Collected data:
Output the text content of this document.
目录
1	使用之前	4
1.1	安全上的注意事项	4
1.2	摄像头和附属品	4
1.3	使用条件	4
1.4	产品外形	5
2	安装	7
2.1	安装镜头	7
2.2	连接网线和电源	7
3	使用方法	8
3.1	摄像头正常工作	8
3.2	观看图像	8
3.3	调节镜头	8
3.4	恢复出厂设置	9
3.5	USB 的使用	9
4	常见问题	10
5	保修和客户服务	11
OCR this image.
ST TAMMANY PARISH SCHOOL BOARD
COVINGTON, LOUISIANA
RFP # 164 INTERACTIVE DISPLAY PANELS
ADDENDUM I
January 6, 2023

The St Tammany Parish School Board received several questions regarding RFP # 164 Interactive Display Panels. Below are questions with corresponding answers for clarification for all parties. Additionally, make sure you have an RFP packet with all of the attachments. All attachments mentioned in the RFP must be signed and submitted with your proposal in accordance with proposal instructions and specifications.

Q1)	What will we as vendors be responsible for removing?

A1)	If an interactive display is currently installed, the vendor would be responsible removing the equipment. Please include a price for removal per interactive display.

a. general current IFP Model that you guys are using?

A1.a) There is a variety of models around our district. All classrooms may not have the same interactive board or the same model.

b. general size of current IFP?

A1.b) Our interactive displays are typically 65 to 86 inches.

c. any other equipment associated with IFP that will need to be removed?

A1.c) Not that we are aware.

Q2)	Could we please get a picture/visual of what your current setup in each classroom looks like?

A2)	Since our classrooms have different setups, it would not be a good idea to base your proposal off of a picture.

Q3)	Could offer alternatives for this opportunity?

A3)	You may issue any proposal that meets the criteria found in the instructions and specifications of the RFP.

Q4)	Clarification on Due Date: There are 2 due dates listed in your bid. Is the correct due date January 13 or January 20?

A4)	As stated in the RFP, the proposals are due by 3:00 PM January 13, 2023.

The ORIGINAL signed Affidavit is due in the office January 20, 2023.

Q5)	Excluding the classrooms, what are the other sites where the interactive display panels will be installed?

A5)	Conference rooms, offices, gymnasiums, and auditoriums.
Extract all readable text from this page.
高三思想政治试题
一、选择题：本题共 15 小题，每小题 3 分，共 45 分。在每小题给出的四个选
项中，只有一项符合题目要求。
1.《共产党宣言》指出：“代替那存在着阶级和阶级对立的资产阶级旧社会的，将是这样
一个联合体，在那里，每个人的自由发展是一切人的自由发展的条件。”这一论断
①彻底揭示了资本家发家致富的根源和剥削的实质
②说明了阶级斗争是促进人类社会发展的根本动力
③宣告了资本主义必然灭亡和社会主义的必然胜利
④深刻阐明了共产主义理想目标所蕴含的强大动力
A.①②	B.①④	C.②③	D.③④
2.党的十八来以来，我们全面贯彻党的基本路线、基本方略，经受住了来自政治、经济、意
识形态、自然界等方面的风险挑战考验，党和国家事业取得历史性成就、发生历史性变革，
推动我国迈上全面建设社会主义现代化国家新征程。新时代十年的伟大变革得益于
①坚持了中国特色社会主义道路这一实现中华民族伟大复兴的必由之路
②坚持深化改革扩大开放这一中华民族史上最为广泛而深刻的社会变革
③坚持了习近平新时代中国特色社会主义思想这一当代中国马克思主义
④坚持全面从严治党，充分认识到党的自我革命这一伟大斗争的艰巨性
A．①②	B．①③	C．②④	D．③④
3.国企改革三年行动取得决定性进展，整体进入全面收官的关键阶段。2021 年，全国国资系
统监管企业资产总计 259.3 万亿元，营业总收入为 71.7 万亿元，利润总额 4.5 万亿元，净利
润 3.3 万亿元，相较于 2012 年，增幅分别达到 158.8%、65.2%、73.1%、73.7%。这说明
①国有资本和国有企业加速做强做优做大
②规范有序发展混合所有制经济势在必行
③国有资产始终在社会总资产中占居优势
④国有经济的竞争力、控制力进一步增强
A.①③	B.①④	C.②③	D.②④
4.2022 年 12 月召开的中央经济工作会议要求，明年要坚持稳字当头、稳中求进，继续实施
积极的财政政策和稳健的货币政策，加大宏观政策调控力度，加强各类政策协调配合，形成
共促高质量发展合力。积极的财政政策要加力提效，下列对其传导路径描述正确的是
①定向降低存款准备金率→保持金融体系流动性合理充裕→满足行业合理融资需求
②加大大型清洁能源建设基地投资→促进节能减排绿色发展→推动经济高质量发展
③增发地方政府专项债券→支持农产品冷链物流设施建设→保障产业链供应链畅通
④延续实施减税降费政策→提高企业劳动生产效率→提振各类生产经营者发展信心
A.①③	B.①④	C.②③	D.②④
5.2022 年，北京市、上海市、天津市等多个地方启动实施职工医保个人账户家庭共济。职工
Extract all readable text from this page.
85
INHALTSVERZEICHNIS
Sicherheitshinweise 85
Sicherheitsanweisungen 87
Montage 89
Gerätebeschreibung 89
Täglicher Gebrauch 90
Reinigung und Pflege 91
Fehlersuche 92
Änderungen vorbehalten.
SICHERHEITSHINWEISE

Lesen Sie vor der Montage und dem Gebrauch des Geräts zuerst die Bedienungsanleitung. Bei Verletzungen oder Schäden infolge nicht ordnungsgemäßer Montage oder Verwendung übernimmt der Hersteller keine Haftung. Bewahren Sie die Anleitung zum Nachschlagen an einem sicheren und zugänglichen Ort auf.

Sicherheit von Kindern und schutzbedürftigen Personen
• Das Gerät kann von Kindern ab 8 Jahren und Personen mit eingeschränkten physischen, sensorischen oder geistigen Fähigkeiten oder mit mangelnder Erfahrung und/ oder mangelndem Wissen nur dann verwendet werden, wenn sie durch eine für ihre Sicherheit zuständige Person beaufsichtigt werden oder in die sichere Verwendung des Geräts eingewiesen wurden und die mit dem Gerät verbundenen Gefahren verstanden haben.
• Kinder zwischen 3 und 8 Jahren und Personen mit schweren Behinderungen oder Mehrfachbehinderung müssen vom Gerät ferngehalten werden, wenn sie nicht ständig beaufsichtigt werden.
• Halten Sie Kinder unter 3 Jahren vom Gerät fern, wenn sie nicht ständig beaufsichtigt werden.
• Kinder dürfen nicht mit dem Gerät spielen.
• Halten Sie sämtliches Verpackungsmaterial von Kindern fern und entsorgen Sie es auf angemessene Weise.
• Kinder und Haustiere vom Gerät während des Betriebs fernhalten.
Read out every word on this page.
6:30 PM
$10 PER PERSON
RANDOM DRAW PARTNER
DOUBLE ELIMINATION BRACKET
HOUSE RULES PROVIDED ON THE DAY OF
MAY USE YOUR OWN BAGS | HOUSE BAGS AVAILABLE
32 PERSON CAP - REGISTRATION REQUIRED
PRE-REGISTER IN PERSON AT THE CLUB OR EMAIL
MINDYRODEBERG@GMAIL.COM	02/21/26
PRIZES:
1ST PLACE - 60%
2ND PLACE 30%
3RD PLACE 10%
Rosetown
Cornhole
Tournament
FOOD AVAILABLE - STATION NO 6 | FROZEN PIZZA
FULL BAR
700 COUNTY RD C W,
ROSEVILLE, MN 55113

Task objective. Retype every record above exactly as written.

Written answer.
Output the text content of this document.
目录
1	使用之前	4
1.1	安全上的注意事项	4
1.2	摄像头和附属品	4
1.3	使用条件	4
1.4	产品外形	5
2	安装	7
2.1	安装镜头	7
2.2	连接网线和电源	7
3	使用方法	8
3.1	摄像头正常工作	8
3.2	观看图像	8
3.3	调节镜头	8
3.4	恢复出厂设置	9
3.5	USB 的使用	9
4	常见问题	10
5	保修和客户服务	11
OCR this image.
ST TAMMANY PARISH SCHOOL BOARD
COVINGTON, LOUISIANA
RFP # 164 INTERACTIVE DISPLAY PANELS
ADDENDUM I
January 6, 2023

The St Tammany Parish School Board received several questions regarding RFP # 164 Interactive Display Panels. Below are questions with corresponding answers for clarification for all parties. Additionally, make sure you have an RFP packet with all of the attachments. All attachments mentioned in the RFP must be signed and submitted with your proposal in accordance with proposal instructions and specifications.

Q1)	What will we as vendors be responsible for removing?

A1)	If an interactive display is currently installed, the vendor would be responsible removing the equipment. Please include a price for removal per interactive display.

a. general current IFP Model that you guys are using?

A1.a) There is a variety of models around our district. All classrooms may not have the same interactive board or the same model.

b. general size of current IFP?

A1.b) Our interactive displays are typically 65 to 86 inches.

c. any other equipment associated with IFP that will need to be removed?

A1.c) Not that we are aware.

Q2)	Could we please get a picture/visual of what your current setup in each classroom looks like?

A2)	Since our classrooms have different setups, it would not be a good idea to base your proposal off of a picture.

Q3)	Could offer alternatives for this opportunity?

A3)	You may issue any proposal that meets the criteria found in the instructions and specifications of the RFP.

Q4)	Clarification on Due Date: There are 2 due dates listed in your bid. Is the correct due date January 13 or January 20?

A4)	As stated in the RFP, the proposals are due by 3:00 PM January 13, 2023.

The ORIGINAL signed Affidavit is due in the office January 20, 2023.

Q5)	Excluding the classrooms, what are the other sites where the interactive display panels will be installed?

A5)	Conference rooms, offices, gymnasiums, and auditoriums.
Extract all readable text from this page.
高三思想政治试题
一、选择题：本题共 15 小题，每小题 3 分，共 45 分。在每小题给出的四个选
项中，只有一项符合题目要求。
1.《共产党宣言》指出：“代替那存在着阶级和阶级对立的资产阶级旧社会的，将是这样
一个联合体，在那里，每个人的自由发展是一切人的自由发展的条件。”这一论断
①彻底揭示了资本家发家致富的根源和剥削的实质
②说明了阶级斗争是促进人类社会发展的根本动力
③宣告了资本主义必然灭亡和社会主义的必然胜利
④深刻阐明了共产主义理想目标所蕴含的强大动力
A.①②	B.①④	C.②③	D.③④
2.党的十八来以来，我们全面贯彻党的基本路线、基本方略，经受住了来自政治、经济、意
识形态、自然界等方面的风险挑战考验，党和国家事业取得历史性成就、发生历史性变革，
推动我国迈上全面建设社会主义现代化国家新征程。新时代十年的伟大变革得益于
①坚持了中国特色社会主义道路这一实现中华民族伟大复兴的必由之路
②坚持深化改革扩大开放这一中华民族史上最为广泛而深刻的社会变革
③坚持了习近平新时代中国特色社会主义思想这一当代中国马克思主义
④坚持全面从严治党，充分认识到党的自我革命这一伟大斗争的艰巨性
A．①②	B．①③	C．②④	D．③④
3.国企改革三年行动取得决定性进展，整体进入全面收官的关键阶段。2021 年，全国国资系
统监管企业资产总计 259.3 万亿元，营业总收入为 71.7 万亿元，利润总额 4.5 万亿元，净利
润 3.3 万亿元，相较于 2012 年，增幅分别达到 158.8%、65.2%、73.1%、73.7%。这说明
①国有资本和国有企业加速做强做优做大
②规范有序发展混合所有制经济势在必行
③国有资产始终在社会总资产中占居优势
④国有经济的竞争力、控制力进一步增强
A.①③	B.①④	C.②③	D.②④
4.2022 年 12 月召开的中央经济工作会议要求，明年要坚持稳字当头、稳中求进，继续实施
积极的财政政策和稳健的货币政策，加大宏观政策调控力度，加强各类政策协调配合，形成
共促高质量发展合力。积极的财政政策要加力提效，下列对其传导路径描述正确的是
①定向降低存款准备金率→保持金融体系流动性合理充裕→满足行业合理融资需求
②加大大型清洁能源建设基地投资→促进节能减排绿色发展→推动经济高质量发展
③增发地方政府专项债券→支持农产品冷链物流设施建设→保障产业链供应链畅通
④延续实施减税降费政策→提高企业劳动生产效率→提振各类生产经营者发展信心
A.①③	B.①④	C.②③	D.②④
5.2022 年，北京市、上海市、天津市等多个地方启动实施职工医保个人账户家庭共济。职工
Extract all readable text from this page.
85
INHALTSVERZEICHNIS
Sicherheitshinweise 85
Sicherheitsanweisungen 87
Montage 89
Gerätebeschreibung 89
Täglicher Gebrauch 90
Reinigung und Pflege 91
Fehlersuche 92
Änderungen vorbehalten.
SICHERHEITSHINWEISE

Lesen Sie vor der Montage und dem Gebrauch des Geräts zuerst die Bedienungsanleitung. Bei Verletzungen oder Schäden infolge nicht ordnungsgemäßer Montage oder Verwendung übernimmt der Hersteller keine Haftung. Bewahren Sie die Anleitung zum Nachschlagen an einem sicheren und zugänglichen Ort auf.

Sicherheit von Kindern und schutzbedürftigen Personen
• Das Gerät kann von Kindern ab 8 Jahren und Personen mit eingeschränkten physischen, sensorischen oder geistigen Fähigkeiten oder mit mangelnder Erfahrung und/ oder mangelndem Wissen nur dann verwendet werden, wenn sie durch eine für ihre Sicherheit zuständige Person beaufsichtigt werden oder in die sichere Verwendung des Geräts eingewiesen wurden und die mit dem Gerät verbundenen Gefahren verstanden haben.
• Kinder zwischen 3 und 8 Jahren und Personen mit schweren Behinderungen oder Mehrfachbehinderung müssen vom Gerät ferngehalten werden, wenn sie nicht ständig beaufsichtigt werden.
• Halten Sie Kinder unter 3 Jahren vom Gerät fern, wenn sie nicht ständig beaufsichtigt werden.
• Kinder dürfen nicht mit dem Gerät spielen.
• Halten Sie sämtliches Verpackungsmaterial von Kindern fern und entsorgen Sie es auf angemessene Weise.
• Kinder und Haustiere vom Gerät während des Betriebs fernhalten.
Read out every word on this page.
6:30 PM
$10 PER PERSON
RANDOM DRAW PARTNER
DOUBLE ELIMINATION BRACKET
HOUSE RULES PROVIDED ON THE DAY OF
MAY USE YOUR OWN BAGS | HOUSE BAGS AVAILABLE
32 PERSON CAP - REGISTRATION REQUIRED
PRE-REGISTER IN PERSON AT THE CLUB OR EMAIL
MINDYRODEBERG@GMAIL.COM	02/21/26
PRIZES:
1ST PLACE - 60%
2ND PLACE 30%
3RD PLACE 10%
Rosetown
Cornhole
Tournament
FOOD AVAILABLE - STATION NO 6 | FROZEN PIZZA
FULL BAR
700 COUNTY RD C W,
ROSEVILLE, MN 55113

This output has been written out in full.